» **Task requirements**
Work out how many lines of the listing hold the string "this". Answer with that number alone.

» **Data section**
## Begin
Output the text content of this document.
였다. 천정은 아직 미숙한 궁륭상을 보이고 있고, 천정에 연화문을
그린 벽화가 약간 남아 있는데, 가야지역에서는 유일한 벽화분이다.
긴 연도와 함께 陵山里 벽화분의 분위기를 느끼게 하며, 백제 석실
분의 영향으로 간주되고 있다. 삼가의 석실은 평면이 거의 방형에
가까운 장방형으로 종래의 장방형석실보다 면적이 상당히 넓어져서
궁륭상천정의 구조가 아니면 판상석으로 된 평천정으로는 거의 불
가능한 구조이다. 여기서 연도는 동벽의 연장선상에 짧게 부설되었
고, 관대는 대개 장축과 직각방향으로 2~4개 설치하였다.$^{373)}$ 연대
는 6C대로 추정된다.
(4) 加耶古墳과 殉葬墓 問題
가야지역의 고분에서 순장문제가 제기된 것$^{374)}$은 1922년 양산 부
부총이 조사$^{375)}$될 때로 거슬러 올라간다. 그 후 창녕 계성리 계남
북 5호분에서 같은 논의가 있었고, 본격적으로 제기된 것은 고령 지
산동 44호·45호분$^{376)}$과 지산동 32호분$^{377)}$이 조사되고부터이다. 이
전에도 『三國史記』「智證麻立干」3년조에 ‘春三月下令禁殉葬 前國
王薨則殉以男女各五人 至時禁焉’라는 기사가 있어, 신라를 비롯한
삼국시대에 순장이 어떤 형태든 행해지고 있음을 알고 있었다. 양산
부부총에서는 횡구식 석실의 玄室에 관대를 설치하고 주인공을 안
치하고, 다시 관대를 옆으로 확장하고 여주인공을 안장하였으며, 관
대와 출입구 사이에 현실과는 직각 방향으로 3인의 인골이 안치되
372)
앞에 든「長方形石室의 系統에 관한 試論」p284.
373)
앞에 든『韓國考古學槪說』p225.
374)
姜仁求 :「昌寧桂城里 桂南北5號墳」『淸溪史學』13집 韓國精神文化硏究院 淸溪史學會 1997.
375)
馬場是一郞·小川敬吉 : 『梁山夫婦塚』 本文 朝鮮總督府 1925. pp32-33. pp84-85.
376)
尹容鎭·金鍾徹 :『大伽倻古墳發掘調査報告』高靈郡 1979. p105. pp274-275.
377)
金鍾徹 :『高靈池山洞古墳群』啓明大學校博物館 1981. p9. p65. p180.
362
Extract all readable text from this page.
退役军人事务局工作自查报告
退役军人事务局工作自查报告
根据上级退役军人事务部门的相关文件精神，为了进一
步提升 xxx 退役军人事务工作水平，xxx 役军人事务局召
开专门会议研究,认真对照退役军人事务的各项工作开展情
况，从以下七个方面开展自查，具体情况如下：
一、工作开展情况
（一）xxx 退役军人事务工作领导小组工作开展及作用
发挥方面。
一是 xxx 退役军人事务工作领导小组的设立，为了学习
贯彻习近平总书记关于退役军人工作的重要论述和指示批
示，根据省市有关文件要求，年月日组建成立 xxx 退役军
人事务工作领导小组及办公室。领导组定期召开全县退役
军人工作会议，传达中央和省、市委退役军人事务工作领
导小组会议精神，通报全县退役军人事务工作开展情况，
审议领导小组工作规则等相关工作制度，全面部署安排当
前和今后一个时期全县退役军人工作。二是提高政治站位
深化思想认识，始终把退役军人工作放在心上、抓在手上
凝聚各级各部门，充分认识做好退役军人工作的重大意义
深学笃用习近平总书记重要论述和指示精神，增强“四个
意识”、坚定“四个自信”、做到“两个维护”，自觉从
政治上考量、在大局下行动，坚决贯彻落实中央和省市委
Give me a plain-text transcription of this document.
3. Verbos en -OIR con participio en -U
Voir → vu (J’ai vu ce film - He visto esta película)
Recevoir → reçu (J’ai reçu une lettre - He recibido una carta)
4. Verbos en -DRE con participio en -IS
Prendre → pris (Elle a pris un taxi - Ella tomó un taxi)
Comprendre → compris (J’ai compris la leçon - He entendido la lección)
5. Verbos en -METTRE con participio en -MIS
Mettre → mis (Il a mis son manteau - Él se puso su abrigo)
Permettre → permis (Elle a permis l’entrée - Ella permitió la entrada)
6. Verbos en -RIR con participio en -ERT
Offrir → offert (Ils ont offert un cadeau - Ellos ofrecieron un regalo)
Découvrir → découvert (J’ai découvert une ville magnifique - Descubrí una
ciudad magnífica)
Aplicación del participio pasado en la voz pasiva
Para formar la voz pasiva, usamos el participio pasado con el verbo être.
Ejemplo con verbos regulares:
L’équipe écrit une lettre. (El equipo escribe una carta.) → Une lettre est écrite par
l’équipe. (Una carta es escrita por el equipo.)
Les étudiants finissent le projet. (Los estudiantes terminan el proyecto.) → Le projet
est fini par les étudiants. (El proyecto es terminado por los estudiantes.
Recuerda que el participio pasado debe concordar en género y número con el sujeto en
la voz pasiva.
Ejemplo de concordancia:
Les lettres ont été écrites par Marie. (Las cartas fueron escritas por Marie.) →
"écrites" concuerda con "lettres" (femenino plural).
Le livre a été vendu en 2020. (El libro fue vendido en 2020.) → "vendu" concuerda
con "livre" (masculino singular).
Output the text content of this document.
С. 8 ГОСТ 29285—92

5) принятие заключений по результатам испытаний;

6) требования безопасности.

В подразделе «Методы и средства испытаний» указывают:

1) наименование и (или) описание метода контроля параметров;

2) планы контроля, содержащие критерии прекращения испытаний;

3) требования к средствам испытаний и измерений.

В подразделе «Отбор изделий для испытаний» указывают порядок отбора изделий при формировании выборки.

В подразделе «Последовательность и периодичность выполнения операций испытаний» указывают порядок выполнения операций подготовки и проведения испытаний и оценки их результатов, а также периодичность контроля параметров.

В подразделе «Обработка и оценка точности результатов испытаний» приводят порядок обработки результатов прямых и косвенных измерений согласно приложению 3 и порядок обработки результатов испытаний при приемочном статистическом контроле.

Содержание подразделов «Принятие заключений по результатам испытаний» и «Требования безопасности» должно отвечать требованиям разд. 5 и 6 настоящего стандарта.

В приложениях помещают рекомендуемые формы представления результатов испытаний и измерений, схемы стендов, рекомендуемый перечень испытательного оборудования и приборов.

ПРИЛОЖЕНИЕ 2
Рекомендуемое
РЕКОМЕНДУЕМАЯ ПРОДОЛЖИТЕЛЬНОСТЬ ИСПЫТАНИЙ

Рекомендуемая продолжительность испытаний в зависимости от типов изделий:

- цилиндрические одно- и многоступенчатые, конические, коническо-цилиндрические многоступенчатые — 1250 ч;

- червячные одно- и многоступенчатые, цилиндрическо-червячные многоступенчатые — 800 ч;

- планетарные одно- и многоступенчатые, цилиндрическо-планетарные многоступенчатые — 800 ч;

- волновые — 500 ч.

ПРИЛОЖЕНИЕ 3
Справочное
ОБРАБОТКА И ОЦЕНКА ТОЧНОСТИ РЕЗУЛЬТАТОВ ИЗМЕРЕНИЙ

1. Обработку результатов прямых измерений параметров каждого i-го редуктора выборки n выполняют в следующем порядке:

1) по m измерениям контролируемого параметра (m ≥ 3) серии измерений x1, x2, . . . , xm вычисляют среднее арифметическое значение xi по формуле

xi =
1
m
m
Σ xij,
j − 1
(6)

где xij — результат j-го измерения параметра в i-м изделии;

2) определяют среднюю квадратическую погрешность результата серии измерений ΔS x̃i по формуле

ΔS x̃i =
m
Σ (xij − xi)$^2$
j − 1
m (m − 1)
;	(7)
## End
» **Written response**
4